## OBJECTIVE
Identify the lines that contain the string "welcher", then copy each of them.

start DATA ROWS

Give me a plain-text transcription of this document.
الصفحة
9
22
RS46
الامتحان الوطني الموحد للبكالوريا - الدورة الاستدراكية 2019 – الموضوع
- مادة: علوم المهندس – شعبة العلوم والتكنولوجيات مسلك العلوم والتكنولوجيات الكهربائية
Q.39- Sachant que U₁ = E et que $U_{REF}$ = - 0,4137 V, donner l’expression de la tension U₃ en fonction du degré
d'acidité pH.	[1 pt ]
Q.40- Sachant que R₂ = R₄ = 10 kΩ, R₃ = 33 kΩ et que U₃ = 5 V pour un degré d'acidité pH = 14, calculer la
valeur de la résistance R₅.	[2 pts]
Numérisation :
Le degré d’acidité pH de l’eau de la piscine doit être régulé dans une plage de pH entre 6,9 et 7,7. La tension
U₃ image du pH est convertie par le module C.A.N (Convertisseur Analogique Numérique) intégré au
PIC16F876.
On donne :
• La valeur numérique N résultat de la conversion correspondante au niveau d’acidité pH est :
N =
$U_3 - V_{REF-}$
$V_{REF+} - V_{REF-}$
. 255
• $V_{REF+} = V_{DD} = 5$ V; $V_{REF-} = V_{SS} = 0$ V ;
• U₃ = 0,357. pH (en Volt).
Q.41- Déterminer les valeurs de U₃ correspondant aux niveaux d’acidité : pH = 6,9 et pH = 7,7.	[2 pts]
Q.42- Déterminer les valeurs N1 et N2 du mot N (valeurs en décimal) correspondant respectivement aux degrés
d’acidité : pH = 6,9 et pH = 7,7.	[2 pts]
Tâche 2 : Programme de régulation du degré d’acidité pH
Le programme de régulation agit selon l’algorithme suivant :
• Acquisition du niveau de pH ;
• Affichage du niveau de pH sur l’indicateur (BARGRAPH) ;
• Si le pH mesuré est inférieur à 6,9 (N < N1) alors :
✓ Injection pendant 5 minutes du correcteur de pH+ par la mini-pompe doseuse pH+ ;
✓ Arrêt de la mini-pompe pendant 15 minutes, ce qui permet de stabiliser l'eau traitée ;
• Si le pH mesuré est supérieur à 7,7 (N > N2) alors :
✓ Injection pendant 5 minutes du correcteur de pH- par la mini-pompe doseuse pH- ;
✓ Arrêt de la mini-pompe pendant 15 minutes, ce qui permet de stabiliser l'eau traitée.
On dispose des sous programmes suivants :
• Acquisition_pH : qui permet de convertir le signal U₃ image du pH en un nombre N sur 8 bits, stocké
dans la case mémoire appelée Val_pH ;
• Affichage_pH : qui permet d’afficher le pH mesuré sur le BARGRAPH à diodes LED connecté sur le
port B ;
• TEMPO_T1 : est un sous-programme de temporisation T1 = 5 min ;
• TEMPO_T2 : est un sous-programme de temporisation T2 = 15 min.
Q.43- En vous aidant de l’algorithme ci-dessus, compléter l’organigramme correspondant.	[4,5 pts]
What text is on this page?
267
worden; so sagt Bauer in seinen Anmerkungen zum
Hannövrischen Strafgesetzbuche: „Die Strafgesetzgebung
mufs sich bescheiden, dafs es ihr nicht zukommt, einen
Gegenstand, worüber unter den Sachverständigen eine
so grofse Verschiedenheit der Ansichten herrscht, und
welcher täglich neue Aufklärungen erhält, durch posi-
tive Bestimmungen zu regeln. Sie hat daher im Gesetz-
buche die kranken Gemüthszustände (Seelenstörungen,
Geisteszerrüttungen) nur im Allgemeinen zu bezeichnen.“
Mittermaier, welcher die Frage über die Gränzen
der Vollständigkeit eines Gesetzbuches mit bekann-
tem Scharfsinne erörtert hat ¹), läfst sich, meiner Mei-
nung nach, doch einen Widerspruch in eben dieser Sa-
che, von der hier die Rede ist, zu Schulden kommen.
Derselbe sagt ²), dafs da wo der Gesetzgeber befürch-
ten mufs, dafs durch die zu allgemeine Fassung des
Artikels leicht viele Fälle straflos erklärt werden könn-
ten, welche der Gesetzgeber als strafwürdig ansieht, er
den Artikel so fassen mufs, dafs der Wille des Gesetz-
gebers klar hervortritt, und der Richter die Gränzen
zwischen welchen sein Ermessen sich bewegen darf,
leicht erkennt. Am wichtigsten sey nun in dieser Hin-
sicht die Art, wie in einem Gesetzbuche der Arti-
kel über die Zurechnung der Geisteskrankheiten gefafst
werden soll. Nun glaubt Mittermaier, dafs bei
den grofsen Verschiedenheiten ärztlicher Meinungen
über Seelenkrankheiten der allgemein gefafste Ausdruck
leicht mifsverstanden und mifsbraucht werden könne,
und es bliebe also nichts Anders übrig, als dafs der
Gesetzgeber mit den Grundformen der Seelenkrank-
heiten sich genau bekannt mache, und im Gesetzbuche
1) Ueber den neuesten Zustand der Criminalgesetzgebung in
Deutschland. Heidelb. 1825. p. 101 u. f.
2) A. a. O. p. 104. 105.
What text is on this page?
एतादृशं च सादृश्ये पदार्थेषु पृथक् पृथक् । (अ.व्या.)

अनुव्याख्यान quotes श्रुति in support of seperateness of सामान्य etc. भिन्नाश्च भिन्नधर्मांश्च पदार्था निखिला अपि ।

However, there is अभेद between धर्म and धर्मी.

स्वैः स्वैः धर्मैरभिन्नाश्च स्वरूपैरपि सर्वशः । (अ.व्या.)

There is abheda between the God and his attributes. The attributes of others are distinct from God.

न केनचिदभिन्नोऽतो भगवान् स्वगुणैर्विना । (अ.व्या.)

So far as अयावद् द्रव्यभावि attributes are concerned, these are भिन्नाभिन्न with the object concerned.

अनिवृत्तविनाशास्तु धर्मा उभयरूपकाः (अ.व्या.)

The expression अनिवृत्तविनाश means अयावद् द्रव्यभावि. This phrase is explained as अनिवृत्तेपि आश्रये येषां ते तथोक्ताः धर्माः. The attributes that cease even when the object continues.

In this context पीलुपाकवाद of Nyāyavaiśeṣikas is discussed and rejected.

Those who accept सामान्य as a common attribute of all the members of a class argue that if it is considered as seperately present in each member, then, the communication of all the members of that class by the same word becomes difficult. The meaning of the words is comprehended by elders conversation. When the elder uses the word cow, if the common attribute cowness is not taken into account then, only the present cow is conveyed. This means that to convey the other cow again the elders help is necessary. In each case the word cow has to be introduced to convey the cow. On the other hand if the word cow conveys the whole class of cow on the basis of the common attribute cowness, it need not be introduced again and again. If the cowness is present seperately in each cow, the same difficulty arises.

end DATA ROWS

## EXERCISE RESULT
welcher täglich neue Aufklärungen erhält, durch posi-
Mittermaier, welcher die Frage über die Gränzen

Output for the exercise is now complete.